PROBLEM DESCRIPTION: Collect every line that includes the string "move".

[Stored data]
* start *
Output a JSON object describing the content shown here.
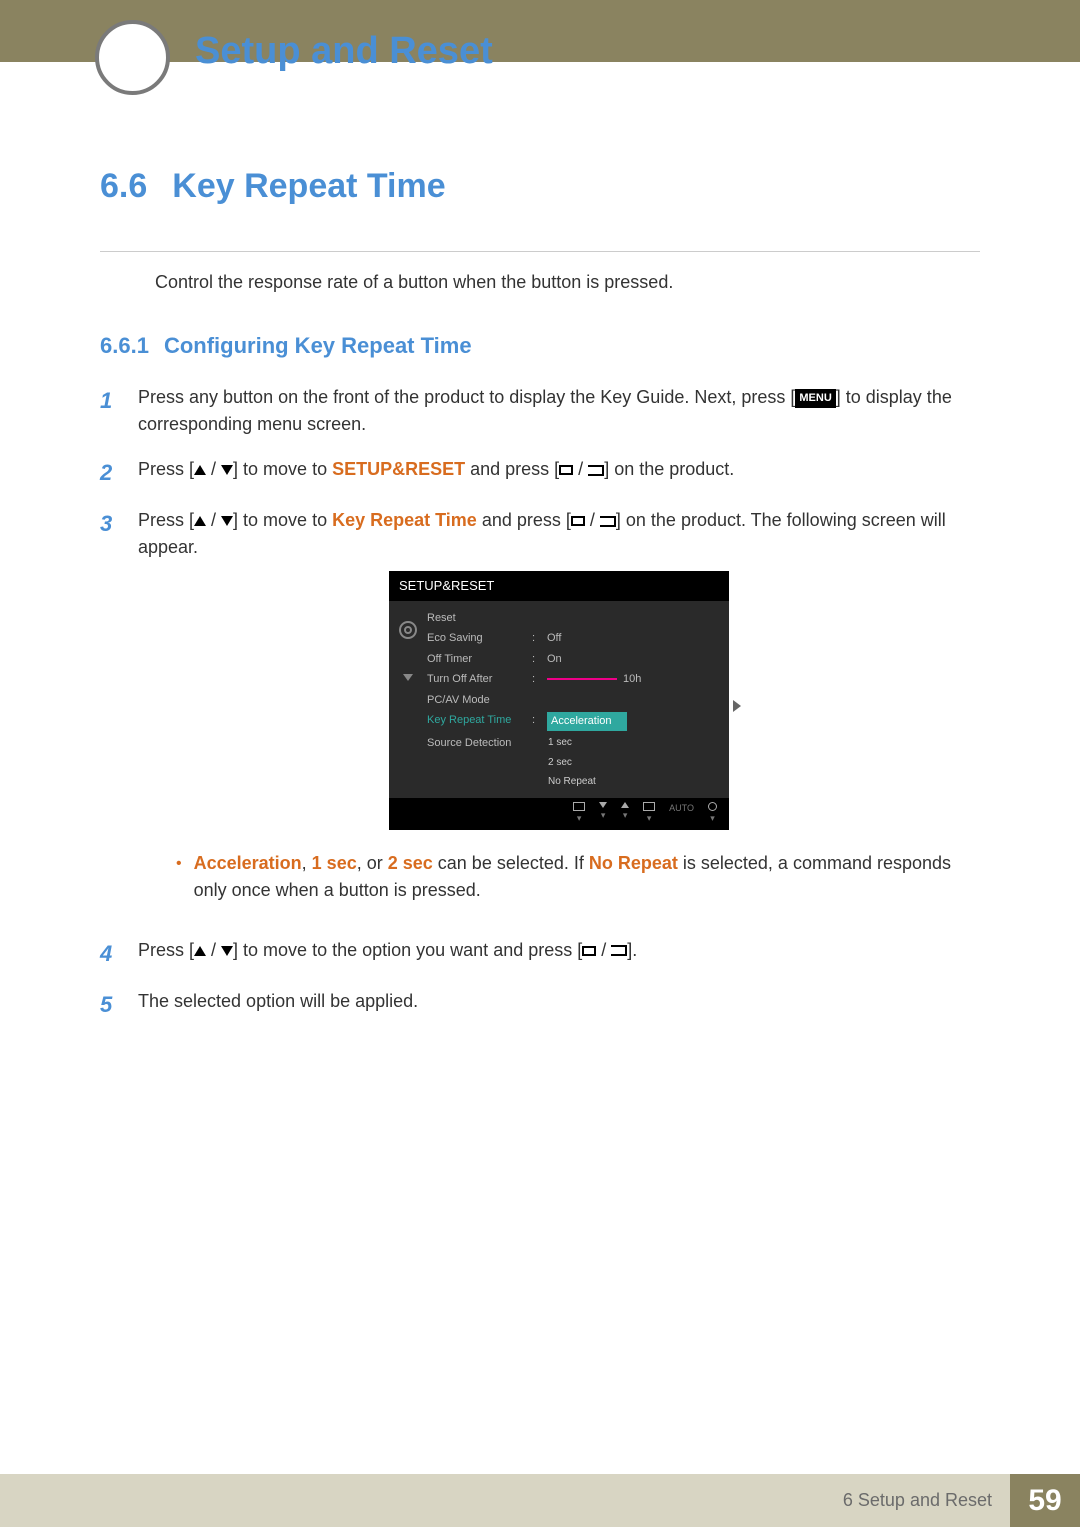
{
  "header": {
    "chapter_title": "Setup and Reset"
  },
  "section": {
    "number": "6.6",
    "title": "Key Repeat Time"
  },
  "intro": "Control the response rate of a button when the button is pressed.",
  "subsection": {
    "number": "6.6.1",
    "title": "Configuring Key Repeat Time"
  },
  "steps": {
    "s1_a": "Press any button on the front of the product to display the Key Guide. Next, press [",
    "s1_menu": "MENU",
    "s1_b": "] to display the corresponding menu screen.",
    "s2_a": "Press [",
    "s2_b": "] to move to ",
    "s2_target": "SETUP&RESET",
    "s2_c": " and press [",
    "s2_d": "] on the product.",
    "s3_a": "Press [",
    "s3_b": "] to move to ",
    "s3_target": "Key Repeat Time",
    "s3_c": " and press [",
    "s3_d": "] on the product. The following screen will appear.",
    "s4_a": "Press [",
    "s4_b": "] to move to the option you want and press [",
    "s4_c": "].",
    "s5": "The selected option will be applied."
  },
  "osd": {
    "title": "SETUP&RESET",
    "rows": {
      "reset": "Reset",
      "eco": "Eco Saving",
      "eco_val": "Off",
      "offtimer": "Off Timer",
      "offtimer_val": "On",
      "turnoff": "Turn Off After",
      "turnoff_val": "10h",
      "pcav": "PC/AV Mode",
      "keyrepeat": "Key Repeat Time",
      "source": "Source Detection"
    },
    "popup": {
      "opt1": "Acceleration",
      "opt2": "1 sec",
      "opt3": "2 sec",
      "opt4": "No Repeat"
    },
    "footer": {
      "auto": "AUTO"
    }
  },
  "bullet": {
    "a1": "Acceleration",
    "comma1": ", ",
    "a2": "1 sec",
    "mid": ", or ",
    "a3": "2 sec",
    "t1": " can be selected. If ",
    "a4": "No Repeat",
    "t2": " is selected, a command responds only once when a button is pressed."
  },
  "footer": {
    "label": "6 Setup and Reset",
    "page": "59"
  }
}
* end *
TASK RESULT:
    "s2_b": "] to move to ",
    "s3_b": "] to move to ",
    "s4_b": "] to move to the option you want and press [",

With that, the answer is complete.